GOAL: Can you pull every line out of the records below and reproduce each one verbatim, leaving nothing out?
======== DATA EXTRACT ========
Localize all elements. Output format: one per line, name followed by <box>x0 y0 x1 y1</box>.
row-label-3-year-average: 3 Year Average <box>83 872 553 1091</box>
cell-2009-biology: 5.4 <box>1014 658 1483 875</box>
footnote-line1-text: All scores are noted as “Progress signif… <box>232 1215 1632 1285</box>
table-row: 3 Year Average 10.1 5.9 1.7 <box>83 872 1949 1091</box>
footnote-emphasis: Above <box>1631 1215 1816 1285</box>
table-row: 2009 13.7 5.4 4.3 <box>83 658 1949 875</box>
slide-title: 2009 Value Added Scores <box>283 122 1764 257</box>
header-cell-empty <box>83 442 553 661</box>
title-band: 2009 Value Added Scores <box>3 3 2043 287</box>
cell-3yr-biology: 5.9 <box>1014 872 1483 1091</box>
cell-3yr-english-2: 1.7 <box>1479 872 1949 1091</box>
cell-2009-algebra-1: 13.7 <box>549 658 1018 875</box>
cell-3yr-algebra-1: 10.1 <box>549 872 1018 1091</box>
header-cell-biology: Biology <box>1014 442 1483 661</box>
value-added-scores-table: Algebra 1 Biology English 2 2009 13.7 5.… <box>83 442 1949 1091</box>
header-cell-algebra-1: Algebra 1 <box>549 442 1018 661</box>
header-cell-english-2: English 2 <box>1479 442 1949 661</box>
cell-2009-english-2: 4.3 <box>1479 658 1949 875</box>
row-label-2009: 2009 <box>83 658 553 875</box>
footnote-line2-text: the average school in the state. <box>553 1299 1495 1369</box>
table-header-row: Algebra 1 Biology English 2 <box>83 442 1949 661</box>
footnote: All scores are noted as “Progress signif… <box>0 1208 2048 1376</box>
========
SOLUTION BELOW:
Localize all elements. Output format: one per line, name followed by <box>x0 y0 x1 y1</box>.
row-label-3-year-average: 3 Year Average <box>83 872 553 1091</box>
cell-2009-biology: 5.4 <box>1014 658 1483 875</box>
footnote-line1-text: All scores are noted as “Progress signif… <box>232 1215 1632 1285</box>
table-row: 3 Year Average 10.1 5.9 1.7 <box>83 872 1949 1091</box>
footnote-emphasis: Above <box>1631 1215 1816 1285</box>
table-row: 2009 13.7 5.4 4.3 <box>83 658 1949 875</box>
slide-title: 2009 Value Added Scores <box>283 122 1764 257</box>
header-cell-empty <box>83 442 553 661</box>
title-band: 2009 Value Added Scores <box>3 3 2043 287</box>
cell-3yr-biology: 5.9 <box>1014 872 1483 1091</box>
cell-3yr-english-2: 1.7 <box>1479 872 1949 1091</box>
cell-2009-algebra-1: 13.7 <box>549 658 1018 875</box>
cell-3yr-algebra-1: 10.1 <box>549 872 1018 1091</box>
header-cell-biology: Biology <box>1014 442 1483 661</box>
value-added-scores-table: Algebra 1 Biology English 2 2009 13.7 5.… <box>83 442 1949 1091</box>
header-cell-algebra-1: Algebra 1 <box>549 442 1018 661</box>
header-cell-english-2: English 2 <box>1479 442 1949 661</box>
cell-2009-english-2: 4.3 <box>1479 658 1949 875</box>
row-label-2009: 2009 <box>83 658 553 875</box>
footnote-line2-text: the average school in the state. <box>553 1299 1495 1369</box>
table-header-row: Algebra 1 Biology English 2 <box>83 442 1949 661</box>
footnote: All scores are noted as “Progress signif… <box>0 1208 2048 1376</box>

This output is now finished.